— Texte de la page —
:::::

Au milieu de la morosité, les larmes roulant sur ses joues, sa femme a déclaré :

Mon mari avait l’habitude de fumer trois paquets de bidi par jour. Il pouvait survivre sans nourriture mais pas sans la dose régulière de tabac … c’était une habitude dès son enfance et il ne pouvait pas s’en défaire. Son transit intestinal et son humeur quotidienne dépendaient de la cigarette. Si le bidi n’était pas disponible, il se mettait en colère contre tout le monde. Il est le gagne-pain de notre famille. Maintenant, les frais médicaux sont insupportables et je dois contracter d’énormes dettes.

Les campagnes antitabac n’ont jamais pénétré dans les zones rurales et les plus pauvres de l’Inde. Si Thankappan avait écouté l’Organisation mondiale de la santé, avec sa « Journée mondiale sans tabac » et son accent mis en 2018 sur « le tabac et les maladies cardiaques », il aurait peut-être arrêté de fumer et serait resté un soutien pour sa famille.

:::::

— Données fournies —
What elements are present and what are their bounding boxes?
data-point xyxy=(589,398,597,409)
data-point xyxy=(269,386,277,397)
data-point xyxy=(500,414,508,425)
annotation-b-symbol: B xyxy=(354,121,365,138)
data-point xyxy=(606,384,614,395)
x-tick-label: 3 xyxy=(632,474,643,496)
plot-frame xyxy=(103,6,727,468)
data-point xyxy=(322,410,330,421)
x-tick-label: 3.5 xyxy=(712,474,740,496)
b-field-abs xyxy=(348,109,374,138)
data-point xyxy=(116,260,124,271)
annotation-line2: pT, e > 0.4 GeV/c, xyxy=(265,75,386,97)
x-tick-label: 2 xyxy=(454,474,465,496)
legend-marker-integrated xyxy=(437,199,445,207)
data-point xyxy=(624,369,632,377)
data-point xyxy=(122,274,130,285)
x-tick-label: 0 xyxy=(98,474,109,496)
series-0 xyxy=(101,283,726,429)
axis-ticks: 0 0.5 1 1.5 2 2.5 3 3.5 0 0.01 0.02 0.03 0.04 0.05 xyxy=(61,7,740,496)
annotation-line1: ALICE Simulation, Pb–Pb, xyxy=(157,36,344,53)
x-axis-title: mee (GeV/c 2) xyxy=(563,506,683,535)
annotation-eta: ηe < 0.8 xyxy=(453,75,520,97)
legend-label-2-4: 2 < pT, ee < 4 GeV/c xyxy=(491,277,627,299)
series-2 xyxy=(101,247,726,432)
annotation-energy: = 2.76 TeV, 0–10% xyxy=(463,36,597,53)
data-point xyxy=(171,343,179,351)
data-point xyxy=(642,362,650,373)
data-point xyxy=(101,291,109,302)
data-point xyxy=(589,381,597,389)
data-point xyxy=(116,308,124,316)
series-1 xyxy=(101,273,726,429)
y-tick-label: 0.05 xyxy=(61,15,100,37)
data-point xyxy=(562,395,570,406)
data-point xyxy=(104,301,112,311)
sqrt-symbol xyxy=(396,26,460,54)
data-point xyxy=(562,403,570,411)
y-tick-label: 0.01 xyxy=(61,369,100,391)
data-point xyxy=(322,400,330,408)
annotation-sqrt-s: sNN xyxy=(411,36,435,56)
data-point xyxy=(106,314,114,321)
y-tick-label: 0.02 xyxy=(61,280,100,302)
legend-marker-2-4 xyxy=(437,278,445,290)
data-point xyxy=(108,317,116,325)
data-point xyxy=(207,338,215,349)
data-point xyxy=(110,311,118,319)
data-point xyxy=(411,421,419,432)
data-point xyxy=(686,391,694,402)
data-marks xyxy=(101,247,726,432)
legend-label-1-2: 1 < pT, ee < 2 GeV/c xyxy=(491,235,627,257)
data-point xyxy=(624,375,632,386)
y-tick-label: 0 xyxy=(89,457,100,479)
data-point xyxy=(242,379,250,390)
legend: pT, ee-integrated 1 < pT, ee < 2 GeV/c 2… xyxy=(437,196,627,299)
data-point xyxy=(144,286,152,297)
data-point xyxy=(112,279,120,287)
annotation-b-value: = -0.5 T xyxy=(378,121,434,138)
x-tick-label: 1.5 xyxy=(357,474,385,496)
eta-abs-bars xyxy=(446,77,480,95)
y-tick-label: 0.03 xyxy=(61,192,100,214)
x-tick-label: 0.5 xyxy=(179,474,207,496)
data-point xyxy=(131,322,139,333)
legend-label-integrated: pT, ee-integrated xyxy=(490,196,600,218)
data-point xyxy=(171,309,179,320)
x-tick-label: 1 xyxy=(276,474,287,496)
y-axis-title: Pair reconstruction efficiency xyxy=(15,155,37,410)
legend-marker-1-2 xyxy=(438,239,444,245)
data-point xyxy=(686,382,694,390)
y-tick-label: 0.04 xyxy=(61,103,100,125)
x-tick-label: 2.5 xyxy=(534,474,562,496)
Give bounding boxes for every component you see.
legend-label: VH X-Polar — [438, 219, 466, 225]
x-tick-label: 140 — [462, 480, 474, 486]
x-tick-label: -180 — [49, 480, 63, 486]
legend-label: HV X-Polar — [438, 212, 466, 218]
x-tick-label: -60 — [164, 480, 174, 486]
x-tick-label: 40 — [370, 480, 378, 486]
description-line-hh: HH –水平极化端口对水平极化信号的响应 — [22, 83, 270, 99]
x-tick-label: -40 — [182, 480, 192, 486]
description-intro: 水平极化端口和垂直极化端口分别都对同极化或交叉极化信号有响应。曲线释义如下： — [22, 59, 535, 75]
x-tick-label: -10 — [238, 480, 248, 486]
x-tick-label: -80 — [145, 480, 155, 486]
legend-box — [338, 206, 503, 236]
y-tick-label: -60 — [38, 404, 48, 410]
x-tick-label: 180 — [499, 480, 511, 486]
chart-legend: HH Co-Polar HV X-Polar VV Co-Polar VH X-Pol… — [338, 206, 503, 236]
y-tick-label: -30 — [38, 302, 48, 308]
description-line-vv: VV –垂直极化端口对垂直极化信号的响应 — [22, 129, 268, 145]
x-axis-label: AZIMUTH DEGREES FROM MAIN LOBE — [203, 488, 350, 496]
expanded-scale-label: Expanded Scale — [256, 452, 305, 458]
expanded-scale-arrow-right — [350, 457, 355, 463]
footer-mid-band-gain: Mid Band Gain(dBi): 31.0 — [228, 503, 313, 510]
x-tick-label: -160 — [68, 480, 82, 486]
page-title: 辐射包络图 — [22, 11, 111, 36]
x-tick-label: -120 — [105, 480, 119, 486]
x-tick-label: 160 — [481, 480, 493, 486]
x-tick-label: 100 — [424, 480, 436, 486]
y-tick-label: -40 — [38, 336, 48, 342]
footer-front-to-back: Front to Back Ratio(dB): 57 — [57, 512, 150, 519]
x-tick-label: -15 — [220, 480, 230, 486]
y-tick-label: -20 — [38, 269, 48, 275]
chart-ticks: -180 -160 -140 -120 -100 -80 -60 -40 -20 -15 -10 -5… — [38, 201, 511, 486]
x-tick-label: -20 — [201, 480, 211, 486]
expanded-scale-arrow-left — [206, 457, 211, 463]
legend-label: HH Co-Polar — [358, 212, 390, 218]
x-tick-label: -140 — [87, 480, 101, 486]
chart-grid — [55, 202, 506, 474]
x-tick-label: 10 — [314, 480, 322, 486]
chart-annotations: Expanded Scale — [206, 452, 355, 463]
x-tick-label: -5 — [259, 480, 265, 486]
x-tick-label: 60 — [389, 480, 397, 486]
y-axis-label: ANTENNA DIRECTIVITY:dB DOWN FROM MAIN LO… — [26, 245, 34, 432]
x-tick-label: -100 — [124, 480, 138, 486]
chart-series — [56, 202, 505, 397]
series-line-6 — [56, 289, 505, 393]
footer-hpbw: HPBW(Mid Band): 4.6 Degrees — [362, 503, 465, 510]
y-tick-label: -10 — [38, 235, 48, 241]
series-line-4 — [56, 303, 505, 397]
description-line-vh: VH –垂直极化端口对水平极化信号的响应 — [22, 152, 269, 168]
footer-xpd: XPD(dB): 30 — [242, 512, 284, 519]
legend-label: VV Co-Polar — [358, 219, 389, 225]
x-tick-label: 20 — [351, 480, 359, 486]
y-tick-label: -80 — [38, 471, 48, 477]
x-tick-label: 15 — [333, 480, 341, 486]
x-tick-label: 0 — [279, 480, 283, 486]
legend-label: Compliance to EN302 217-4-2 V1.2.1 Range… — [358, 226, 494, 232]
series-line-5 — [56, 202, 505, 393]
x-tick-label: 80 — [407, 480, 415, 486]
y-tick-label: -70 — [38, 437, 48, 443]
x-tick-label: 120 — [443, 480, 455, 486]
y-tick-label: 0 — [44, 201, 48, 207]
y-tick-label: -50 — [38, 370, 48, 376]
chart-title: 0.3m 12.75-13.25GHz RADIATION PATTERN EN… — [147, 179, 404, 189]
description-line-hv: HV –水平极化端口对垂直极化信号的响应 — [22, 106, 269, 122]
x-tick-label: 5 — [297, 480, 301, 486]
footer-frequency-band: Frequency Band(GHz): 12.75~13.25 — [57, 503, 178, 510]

:::::

— Consignes —
Prolongez le texte consacré au tabagisme dans l’Inde rurale à partir de sa dernière phrase.

— Réponse attendue —
On estime que plus de 73 millions de personnes fument des bidis en Inde, dont 600 000 succombent chaque année à un décès lié au tabac, ce qui fait des bidis le tueur numéro un parmi les produits du tabac. Le coût attribué aux maladies liées au tabac en Inde est fréquemment cité dans des chiffres stupéfiants – une étude du ministère de la Santé et du Bien-être familial a affirmé que le « coût total direct et indirect des maladies attribuables au tabagisme » s’élevait à plus de 15 milliards de dollars US en 2011, la grande majorité étant des « coûts indirects de mortalité ». Mais alors que dans le même temps, le gouvernement gagnait en recettes 17% du coût de la vente des produits du tabac, le marché informel des bidi échappe souvent à la taxation.

L’OMS estime que huit fois plus de bidis que de cigarettes sont vendus en Inde. Alors que des taxes plus élevées et des réglementations strictes sont appliquées aux cigarettes, l’application de ces mêmes lois aux bidis ne semble guère progresser. Cela s’explique en partie par le fait que le gouvernement fait face à une énorme opposition chaque fois qu’il augmente les taxes sur les bidis. Cette opposition met en garde contre le fait que des millions de femmes sont employées dans l’industrie des bidis, qui nécessite une main-d’œuvre importante, et que beaucoup d’entre elles perdront leur emploi si les ventes diminuent.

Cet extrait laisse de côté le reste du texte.